§ WHAT YOU NEED TO DO: All entries are to be quoted exactly; the images stay out of the copy.

§ RECORDS FOR THE TASK:
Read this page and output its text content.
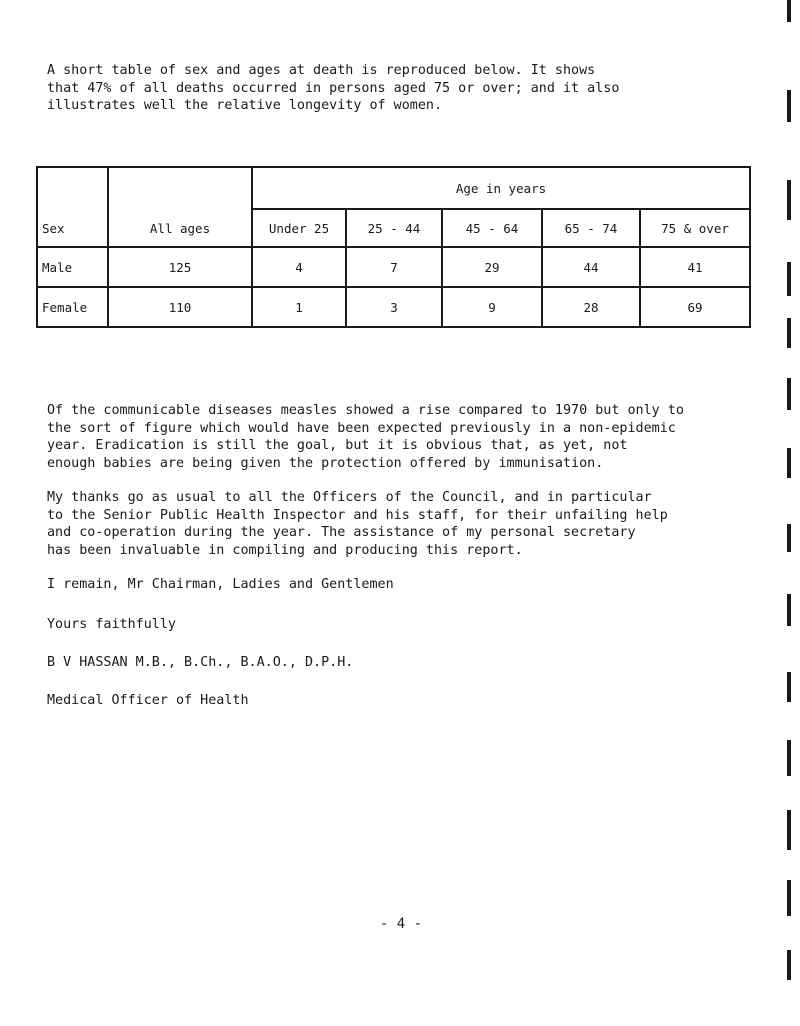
A short table of sex and ages at death is reproduced below. It shows
that 47% of all deaths occurred in persons aged 75 or over; and it also
illustrates well the relative longevity of women.

Sex	All ages	Age in years				
		Under 25	25 - 44	45 - 64	65 - 74	75 & over
Male	125	4	7	29	44	41
Female	110	1	3	9	28	69

Of the communicable diseases measles showed a rise compared to 1970 but only to
the sort of figure which would have been expected previously in a non-epidemic
year. Eradication is still the goal, but it is obvious that, as yet, not
enough babies are being given the protection offered by immunisation.

My thanks go as usual to all the Officers of the Council, and in particular
to the Senior Public Health Inspector and his staff, for their unfailing help
and co-operation during the year. The assistance of my personal secretary
has been invaluable in compiling and producing this report.

I remain, Mr Chairman, Ladies and Gentlemen

Yours faithfully

B V HASSAN M.B., B.Ch., B.A.O., D.P.H.

Medical Officer of Health

- 4 -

§ ANSWER TO THIS TASK:
Read this page and output its text content.
A short table of sex and ages at death is reproduced below. It shows
that 47% of all deaths occurred in persons aged 75 or over; and it also
illustrates well the relative longevity of women.

Sex	All ages	Age in years				
		Under 25	25 - 44	45 - 64	65 - 74	75 & over
Male	125	4	7	29	44	41
Female	110	1	3	9	28	69

Of the communicable diseases measles showed a rise compared to 1970 but only to
the sort of figure which would have been expected previously in a non-epidemic
year. Eradication is still the goal, but it is obvious that, as yet, not
enough babies are being given the protection offered by immunisation.

My thanks go as usual to all the Officers of the Council, and in particular
to the Senior Public Health Inspector and his staff, for their unfailing help
and co-operation during the year. The assistance of my personal secretary
has been invaluable in compiling and producing this report.

I remain, Mr Chairman, Ladies and Gentlemen

Yours faithfully

B V HASSAN M.B., B.Ch., B.A.O., D.P.H.

Medical Officer of Health

- 4 -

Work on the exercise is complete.